PROBLEM TO SOLVE: Gather all lines in the records below that include the word "Local".

(Dataset items)
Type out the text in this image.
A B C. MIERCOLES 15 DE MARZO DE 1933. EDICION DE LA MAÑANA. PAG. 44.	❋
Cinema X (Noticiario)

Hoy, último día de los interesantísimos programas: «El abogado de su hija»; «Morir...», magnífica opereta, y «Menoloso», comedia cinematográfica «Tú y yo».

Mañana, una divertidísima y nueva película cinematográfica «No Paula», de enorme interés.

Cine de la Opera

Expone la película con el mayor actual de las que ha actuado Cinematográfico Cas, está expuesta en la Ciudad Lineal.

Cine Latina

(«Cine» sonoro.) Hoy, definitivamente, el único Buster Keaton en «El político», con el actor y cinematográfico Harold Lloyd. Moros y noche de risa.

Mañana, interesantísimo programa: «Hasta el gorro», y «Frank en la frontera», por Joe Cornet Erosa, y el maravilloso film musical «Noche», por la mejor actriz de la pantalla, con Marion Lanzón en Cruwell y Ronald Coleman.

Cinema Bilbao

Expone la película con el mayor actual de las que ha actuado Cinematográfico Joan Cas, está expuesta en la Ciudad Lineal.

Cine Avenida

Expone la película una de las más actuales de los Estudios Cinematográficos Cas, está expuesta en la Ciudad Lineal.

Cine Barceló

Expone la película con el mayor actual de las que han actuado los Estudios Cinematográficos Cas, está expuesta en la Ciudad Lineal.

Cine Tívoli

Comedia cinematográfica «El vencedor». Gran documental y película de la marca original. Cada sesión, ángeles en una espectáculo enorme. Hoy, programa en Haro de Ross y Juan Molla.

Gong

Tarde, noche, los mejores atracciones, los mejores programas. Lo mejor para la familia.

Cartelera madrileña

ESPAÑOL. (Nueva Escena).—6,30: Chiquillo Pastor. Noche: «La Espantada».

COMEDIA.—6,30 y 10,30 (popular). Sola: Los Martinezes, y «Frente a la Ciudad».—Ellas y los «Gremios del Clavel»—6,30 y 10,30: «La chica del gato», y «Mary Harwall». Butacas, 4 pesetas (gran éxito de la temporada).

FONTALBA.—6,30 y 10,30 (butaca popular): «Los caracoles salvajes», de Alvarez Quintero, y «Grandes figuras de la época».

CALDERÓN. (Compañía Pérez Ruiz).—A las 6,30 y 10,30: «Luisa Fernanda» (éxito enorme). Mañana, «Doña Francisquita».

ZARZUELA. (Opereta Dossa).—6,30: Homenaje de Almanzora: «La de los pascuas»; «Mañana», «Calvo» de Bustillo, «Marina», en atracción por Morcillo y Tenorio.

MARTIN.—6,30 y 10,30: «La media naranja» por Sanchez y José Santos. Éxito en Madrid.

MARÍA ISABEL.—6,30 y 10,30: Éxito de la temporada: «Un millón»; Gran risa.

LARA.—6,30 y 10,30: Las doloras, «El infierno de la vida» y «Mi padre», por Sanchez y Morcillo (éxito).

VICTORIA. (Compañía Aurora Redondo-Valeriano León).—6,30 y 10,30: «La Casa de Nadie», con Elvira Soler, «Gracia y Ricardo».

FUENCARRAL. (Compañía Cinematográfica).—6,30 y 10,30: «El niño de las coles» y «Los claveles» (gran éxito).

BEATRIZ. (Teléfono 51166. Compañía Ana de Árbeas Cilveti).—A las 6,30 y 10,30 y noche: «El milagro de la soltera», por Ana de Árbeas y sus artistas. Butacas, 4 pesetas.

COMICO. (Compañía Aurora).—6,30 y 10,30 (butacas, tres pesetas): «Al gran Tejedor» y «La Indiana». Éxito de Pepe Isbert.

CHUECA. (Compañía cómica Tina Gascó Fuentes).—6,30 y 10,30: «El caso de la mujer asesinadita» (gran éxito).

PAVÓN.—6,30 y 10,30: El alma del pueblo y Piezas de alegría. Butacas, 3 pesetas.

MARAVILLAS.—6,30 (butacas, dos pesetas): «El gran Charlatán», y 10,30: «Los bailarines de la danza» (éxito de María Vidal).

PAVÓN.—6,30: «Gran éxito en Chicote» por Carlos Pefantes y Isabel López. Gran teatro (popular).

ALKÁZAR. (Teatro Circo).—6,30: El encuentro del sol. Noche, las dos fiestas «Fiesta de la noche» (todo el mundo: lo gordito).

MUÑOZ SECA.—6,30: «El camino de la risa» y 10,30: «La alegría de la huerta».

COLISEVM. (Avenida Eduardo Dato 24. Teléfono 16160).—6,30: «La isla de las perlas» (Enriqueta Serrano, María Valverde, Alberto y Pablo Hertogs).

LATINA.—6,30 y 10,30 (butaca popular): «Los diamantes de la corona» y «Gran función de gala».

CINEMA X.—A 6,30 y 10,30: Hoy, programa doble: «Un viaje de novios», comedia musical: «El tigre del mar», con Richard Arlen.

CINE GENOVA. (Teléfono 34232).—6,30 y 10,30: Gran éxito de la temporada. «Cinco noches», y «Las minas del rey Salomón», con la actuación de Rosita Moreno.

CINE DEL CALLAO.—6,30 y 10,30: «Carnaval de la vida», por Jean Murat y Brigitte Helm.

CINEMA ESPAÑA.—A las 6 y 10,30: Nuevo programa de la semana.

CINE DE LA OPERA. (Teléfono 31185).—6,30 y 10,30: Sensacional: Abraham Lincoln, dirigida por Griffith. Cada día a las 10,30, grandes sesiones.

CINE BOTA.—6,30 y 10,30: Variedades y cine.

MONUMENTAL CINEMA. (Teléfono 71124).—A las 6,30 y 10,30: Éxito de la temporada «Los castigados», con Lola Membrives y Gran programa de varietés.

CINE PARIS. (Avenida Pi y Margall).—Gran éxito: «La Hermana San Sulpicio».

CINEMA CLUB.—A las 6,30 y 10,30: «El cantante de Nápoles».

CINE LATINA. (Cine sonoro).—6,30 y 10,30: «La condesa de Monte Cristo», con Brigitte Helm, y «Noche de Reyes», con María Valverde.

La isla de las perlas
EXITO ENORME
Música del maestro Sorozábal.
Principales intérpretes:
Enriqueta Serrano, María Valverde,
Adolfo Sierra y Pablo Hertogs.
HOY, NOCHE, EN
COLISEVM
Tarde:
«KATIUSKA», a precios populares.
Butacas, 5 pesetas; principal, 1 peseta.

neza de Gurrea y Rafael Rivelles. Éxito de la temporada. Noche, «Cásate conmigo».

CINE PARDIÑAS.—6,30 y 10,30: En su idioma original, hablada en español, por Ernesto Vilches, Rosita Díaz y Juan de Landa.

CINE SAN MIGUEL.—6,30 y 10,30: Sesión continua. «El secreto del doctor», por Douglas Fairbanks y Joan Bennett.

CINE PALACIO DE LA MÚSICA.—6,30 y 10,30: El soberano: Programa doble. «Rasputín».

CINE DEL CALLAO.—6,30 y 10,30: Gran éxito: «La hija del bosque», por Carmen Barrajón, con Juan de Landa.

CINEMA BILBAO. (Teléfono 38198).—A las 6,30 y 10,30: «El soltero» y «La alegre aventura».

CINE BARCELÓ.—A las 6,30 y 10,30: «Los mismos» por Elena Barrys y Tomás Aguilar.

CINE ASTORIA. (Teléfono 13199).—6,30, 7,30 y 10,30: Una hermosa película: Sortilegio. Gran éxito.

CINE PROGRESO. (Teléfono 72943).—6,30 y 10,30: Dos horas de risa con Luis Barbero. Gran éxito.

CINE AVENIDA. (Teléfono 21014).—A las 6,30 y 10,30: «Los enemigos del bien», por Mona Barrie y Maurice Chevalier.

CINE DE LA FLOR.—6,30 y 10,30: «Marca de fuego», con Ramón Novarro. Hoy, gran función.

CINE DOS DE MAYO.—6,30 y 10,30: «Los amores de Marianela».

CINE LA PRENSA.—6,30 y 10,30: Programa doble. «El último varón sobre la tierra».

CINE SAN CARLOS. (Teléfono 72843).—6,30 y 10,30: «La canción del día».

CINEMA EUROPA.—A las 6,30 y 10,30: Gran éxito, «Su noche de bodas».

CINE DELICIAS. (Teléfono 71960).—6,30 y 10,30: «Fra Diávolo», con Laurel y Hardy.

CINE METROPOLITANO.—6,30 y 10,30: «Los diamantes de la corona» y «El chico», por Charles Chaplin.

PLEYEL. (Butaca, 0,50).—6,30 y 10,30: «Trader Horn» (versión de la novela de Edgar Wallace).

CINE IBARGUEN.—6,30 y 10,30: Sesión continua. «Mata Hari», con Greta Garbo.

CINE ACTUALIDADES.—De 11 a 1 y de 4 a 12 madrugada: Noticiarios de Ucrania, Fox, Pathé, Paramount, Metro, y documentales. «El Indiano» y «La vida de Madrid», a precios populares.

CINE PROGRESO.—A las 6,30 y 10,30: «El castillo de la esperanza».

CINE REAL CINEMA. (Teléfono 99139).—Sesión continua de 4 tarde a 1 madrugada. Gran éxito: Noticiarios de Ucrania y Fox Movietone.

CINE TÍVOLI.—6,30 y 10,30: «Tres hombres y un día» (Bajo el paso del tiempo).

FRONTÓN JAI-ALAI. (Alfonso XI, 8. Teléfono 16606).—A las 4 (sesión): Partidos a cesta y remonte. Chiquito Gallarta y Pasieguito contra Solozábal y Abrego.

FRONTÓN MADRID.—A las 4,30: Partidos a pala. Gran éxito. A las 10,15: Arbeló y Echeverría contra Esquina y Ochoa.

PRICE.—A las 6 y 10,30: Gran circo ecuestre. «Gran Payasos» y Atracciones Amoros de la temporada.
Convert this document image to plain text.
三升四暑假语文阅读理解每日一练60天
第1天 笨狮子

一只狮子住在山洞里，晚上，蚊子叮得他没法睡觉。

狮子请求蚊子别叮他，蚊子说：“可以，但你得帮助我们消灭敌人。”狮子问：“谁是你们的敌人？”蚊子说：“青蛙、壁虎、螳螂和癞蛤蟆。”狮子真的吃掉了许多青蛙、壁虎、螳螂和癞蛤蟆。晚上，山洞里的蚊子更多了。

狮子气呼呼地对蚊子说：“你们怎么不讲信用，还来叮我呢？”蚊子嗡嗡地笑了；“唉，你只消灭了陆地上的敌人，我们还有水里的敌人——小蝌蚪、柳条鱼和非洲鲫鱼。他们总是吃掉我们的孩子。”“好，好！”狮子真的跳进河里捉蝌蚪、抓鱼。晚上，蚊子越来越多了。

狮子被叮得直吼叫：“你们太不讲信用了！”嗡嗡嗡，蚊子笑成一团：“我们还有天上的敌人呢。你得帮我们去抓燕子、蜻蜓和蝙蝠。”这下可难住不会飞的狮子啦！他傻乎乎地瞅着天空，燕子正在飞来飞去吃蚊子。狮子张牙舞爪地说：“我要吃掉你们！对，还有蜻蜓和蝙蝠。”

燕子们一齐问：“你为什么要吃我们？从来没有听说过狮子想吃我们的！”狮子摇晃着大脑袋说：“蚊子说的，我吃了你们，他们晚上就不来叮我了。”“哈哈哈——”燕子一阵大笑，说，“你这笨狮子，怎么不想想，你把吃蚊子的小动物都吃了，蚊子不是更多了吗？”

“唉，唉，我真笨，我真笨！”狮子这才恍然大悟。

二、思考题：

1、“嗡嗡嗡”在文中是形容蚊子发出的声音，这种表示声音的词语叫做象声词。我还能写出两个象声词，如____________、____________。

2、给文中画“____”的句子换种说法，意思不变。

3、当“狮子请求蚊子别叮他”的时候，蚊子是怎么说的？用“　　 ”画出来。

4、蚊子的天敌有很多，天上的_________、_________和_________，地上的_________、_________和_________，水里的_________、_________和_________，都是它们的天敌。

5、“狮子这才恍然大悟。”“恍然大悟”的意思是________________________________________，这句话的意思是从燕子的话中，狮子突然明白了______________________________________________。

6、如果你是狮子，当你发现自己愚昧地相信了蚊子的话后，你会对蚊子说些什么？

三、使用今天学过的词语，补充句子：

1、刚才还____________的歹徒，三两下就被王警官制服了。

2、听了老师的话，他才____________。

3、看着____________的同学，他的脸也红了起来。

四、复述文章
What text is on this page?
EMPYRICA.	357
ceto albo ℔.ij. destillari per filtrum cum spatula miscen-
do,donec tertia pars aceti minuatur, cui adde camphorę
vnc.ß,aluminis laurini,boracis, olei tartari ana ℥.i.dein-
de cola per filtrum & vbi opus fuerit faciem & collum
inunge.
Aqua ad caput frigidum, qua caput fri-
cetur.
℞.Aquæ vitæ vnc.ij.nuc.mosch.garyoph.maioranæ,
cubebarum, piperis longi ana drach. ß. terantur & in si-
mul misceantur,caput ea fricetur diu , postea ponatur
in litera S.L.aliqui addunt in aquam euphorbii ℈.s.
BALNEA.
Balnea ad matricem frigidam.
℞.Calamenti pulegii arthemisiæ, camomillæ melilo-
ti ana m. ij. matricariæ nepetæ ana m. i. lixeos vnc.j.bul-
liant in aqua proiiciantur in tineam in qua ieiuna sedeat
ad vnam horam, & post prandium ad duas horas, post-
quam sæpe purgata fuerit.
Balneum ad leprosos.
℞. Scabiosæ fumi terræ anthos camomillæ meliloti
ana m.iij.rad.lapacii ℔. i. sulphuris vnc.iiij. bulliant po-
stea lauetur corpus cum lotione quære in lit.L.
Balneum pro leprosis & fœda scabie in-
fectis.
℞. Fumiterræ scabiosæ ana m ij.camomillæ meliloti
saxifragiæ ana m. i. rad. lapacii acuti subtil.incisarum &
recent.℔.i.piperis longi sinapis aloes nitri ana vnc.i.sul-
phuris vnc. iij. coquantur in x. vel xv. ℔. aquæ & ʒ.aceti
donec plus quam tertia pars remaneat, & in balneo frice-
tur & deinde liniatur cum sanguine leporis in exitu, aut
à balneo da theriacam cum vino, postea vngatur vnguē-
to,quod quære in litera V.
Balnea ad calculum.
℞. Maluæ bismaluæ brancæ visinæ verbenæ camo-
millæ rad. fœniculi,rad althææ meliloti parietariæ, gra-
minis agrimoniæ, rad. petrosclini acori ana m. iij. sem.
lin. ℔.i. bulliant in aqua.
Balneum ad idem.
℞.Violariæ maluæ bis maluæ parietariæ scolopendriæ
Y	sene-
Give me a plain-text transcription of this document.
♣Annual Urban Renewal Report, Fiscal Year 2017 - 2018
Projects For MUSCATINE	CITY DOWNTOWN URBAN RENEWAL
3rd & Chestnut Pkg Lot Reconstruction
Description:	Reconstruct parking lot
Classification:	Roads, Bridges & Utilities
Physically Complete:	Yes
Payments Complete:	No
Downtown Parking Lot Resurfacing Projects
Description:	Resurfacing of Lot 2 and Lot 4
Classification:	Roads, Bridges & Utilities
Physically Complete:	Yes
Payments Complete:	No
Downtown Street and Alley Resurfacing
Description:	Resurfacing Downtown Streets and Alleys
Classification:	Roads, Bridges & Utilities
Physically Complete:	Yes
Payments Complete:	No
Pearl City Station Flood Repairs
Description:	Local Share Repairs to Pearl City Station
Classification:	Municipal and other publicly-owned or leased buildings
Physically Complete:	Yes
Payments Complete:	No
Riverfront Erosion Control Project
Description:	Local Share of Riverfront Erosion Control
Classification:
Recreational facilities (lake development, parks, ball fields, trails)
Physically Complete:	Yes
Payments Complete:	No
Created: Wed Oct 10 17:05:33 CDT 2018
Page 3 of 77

EXERCISE RESULT:
Description:	Local Share Repairs to Pearl City Station
Description:	Local Share of Riverfront Erosion Control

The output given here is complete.